WRITTEN INSTRUCTION ▸
Copy each line that holds "because".

DATA ▸
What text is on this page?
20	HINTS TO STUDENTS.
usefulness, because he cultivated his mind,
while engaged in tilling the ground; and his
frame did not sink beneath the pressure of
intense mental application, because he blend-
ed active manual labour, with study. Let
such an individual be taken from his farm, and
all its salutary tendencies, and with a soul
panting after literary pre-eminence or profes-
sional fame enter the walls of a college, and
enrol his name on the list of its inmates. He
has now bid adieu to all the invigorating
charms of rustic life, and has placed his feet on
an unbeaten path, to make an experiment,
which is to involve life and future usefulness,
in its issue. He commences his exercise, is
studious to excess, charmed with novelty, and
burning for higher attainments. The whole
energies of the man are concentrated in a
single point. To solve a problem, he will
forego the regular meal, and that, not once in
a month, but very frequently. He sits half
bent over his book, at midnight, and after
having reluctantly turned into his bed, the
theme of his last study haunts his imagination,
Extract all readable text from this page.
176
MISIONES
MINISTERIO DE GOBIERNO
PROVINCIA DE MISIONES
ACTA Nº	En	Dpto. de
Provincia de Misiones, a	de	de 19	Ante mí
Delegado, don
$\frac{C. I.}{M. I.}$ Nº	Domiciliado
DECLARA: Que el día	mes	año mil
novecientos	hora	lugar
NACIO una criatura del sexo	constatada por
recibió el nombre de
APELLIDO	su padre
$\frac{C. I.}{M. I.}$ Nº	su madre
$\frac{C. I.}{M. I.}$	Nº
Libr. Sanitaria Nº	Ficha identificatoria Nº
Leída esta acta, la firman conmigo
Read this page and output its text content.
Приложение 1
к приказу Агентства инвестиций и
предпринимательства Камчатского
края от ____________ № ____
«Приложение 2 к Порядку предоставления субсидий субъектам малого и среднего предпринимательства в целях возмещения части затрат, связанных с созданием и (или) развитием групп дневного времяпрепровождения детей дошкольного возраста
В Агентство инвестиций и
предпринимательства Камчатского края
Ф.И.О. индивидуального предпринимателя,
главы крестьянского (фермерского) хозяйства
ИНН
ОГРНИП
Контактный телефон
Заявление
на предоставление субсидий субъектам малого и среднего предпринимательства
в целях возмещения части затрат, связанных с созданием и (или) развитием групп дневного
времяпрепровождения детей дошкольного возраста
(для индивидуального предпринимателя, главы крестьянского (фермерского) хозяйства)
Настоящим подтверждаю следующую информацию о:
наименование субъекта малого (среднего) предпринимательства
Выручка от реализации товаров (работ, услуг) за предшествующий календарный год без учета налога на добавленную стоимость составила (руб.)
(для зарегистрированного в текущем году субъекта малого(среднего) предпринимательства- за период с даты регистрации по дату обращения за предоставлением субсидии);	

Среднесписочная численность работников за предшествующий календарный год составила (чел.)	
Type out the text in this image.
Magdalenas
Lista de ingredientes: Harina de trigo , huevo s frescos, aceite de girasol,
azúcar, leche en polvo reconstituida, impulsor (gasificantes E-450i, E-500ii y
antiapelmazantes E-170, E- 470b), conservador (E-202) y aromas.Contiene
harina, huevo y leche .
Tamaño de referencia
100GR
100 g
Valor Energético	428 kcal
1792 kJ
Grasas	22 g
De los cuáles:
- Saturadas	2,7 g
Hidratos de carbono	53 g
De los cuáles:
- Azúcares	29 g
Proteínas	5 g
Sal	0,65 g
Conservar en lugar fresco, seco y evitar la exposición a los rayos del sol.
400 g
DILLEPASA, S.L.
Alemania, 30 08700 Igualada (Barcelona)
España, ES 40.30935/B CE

CORRECT ANSWER ▸
usefulness, because he cultivated his mind,
intense mental application, because he blend-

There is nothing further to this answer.